Job
Starting at the line with "What text is on this page?" and stopping at the final line, retype the data below exactly; do not carry over any pictures.

--- BEGIN Extracted entries ---

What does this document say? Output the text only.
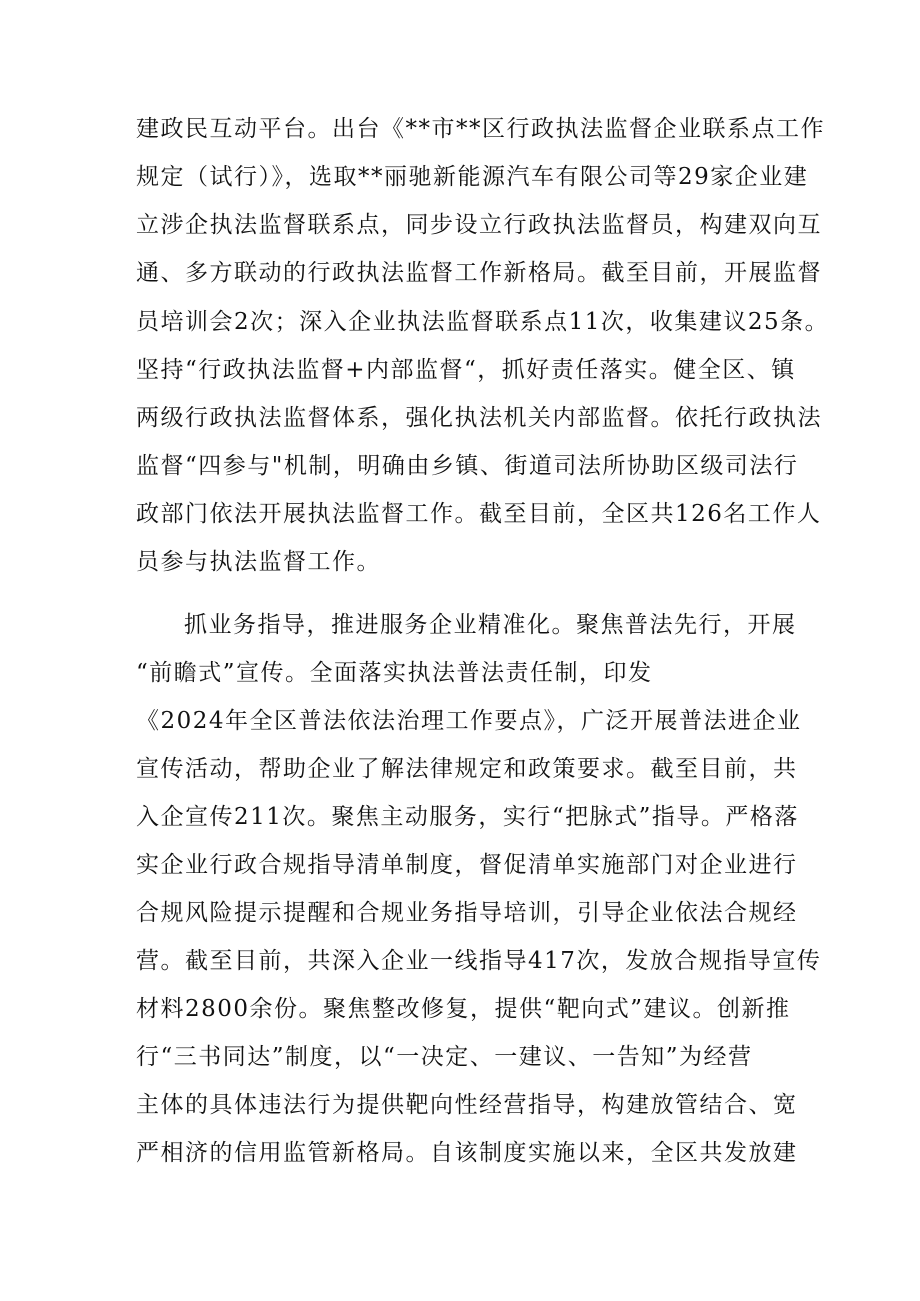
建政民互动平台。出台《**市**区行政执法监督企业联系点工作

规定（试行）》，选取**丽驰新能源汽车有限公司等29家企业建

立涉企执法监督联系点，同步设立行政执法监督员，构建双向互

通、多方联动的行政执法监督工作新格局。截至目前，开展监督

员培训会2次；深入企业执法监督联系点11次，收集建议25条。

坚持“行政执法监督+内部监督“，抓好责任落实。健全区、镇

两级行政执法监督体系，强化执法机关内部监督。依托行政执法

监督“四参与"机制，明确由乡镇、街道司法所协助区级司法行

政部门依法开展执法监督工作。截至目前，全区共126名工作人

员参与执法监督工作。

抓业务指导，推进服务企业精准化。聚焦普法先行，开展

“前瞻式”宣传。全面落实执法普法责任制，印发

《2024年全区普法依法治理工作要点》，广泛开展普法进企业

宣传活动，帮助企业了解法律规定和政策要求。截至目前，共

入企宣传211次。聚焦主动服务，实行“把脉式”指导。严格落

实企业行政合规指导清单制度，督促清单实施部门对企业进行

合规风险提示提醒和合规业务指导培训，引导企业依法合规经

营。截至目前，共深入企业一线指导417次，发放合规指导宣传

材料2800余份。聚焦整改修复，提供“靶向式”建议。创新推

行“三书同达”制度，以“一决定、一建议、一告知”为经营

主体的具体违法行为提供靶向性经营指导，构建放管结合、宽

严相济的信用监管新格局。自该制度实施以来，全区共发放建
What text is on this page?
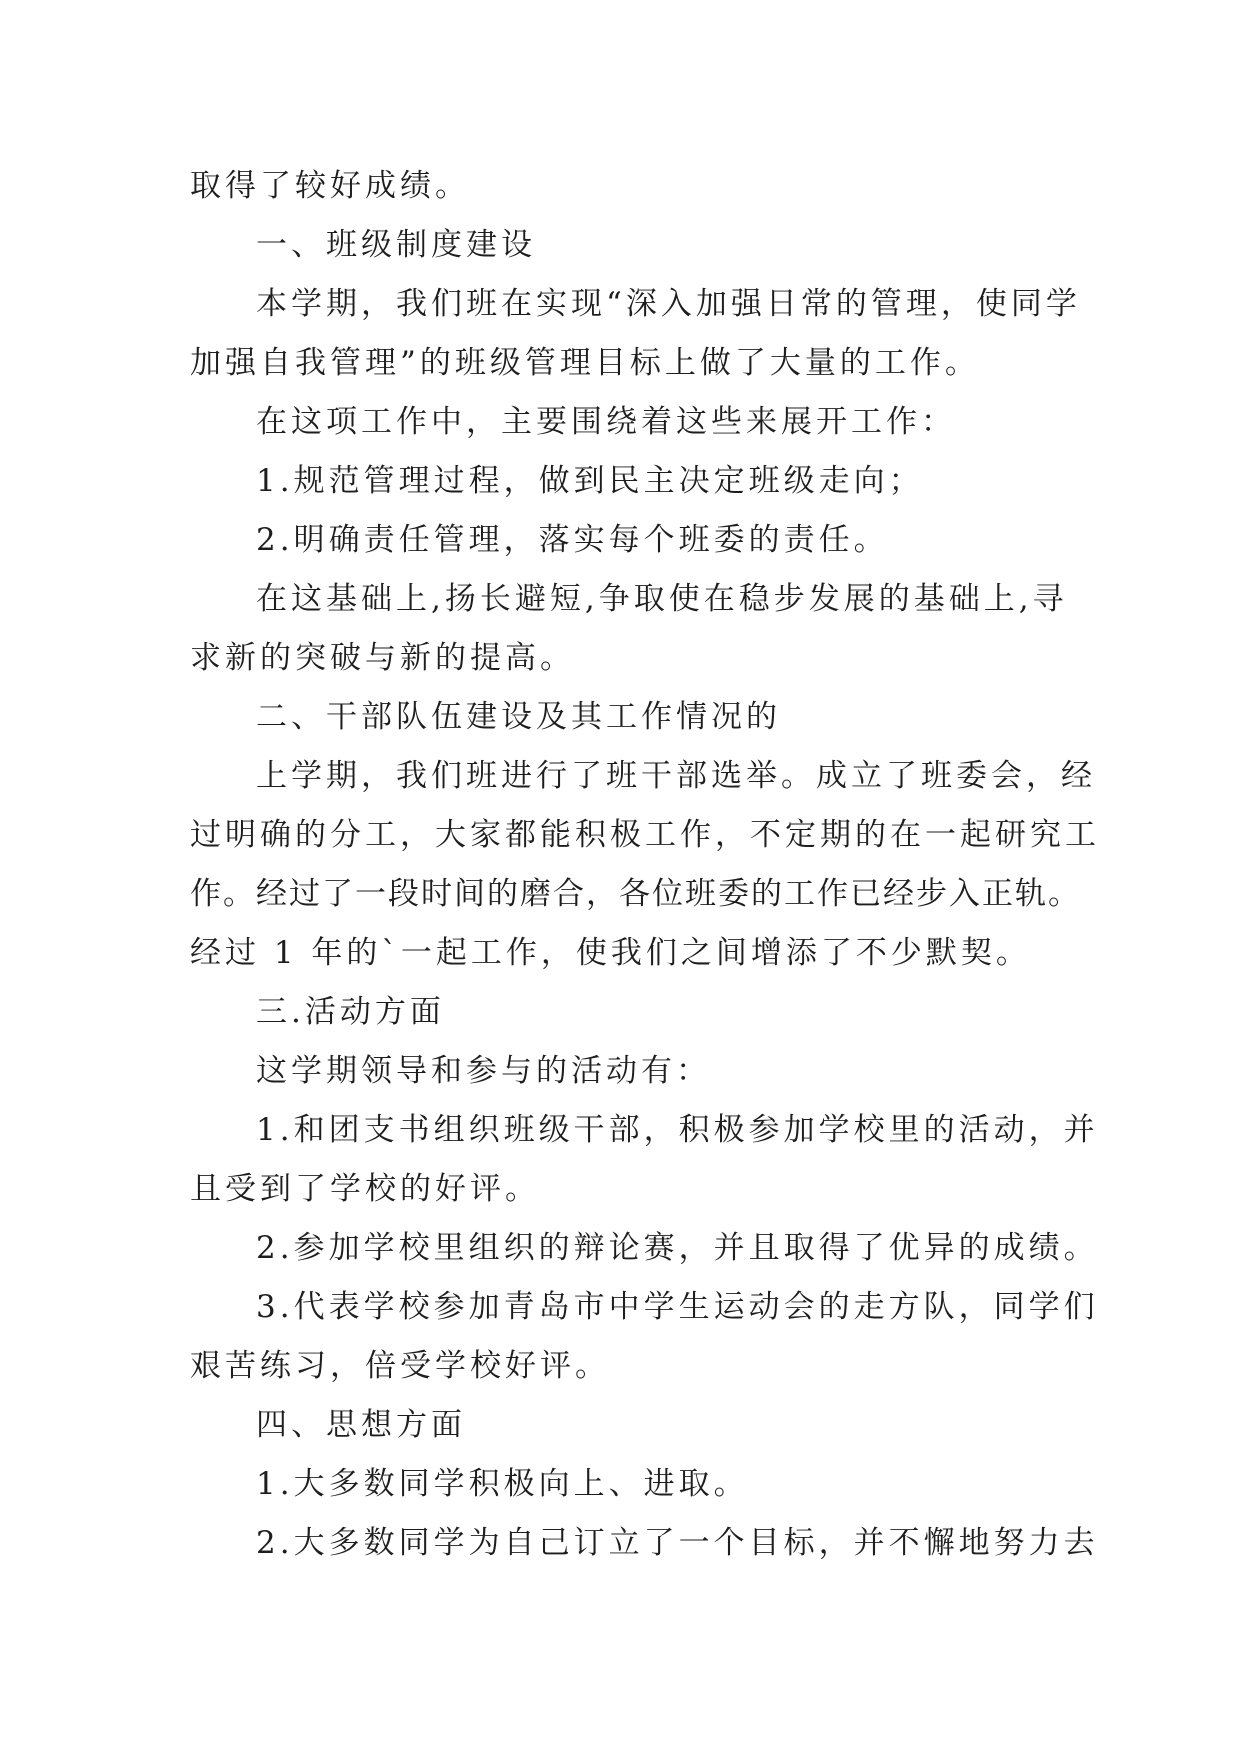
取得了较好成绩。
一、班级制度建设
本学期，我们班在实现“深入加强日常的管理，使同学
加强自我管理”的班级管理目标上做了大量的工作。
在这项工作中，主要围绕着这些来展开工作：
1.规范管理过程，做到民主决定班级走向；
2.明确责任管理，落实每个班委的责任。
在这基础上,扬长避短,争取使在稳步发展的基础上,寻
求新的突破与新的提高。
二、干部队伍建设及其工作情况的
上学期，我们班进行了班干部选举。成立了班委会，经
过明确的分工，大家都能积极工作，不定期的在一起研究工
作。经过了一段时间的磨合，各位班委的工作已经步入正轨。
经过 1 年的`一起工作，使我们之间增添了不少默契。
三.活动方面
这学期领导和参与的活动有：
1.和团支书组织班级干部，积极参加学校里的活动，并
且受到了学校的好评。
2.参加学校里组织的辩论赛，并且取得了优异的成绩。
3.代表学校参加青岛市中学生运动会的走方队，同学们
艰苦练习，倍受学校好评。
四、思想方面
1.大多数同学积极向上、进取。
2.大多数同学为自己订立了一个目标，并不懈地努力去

--- END Extracted entries ---

Full solution
What text is on this page?
取得了较好成绩。
一、班级制度建设
本学期，我们班在实现“深入加强日常的管理，使同学
加强自我管理”的班级管理目标上做了大量的工作。
在这项工作中，主要围绕着这些来展开工作：
1.规范管理过程，做到民主决定班级走向；
2.明确责任管理，落实每个班委的责任。
在这基础上,扬长避短,争取使在稳步发展的基础上,寻
求新的突破与新的提高。
二、干部队伍建设及其工作情况的
上学期，我们班进行了班干部选举。成立了班委会，经
过明确的分工，大家都能积极工作，不定期的在一起研究工
作。经过了一段时间的磨合，各位班委的工作已经步入正轨。
经过 1 年的`一起工作，使我们之间增添了不少默契。
三.活动方面
这学期领导和参与的活动有：
1.和团支书组织班级干部，积极参加学校里的活动，并
且受到了学校的好评。
2.参加学校里组织的辩论赛，并且取得了优异的成绩。
3.代表学校参加青岛市中学生运动会的走方队，同学们
艰苦练习，倍受学校好评。
四、思想方面
1.大多数同学积极向上、进取。
2.大多数同学为自己订立了一个目标，并不懈地努力去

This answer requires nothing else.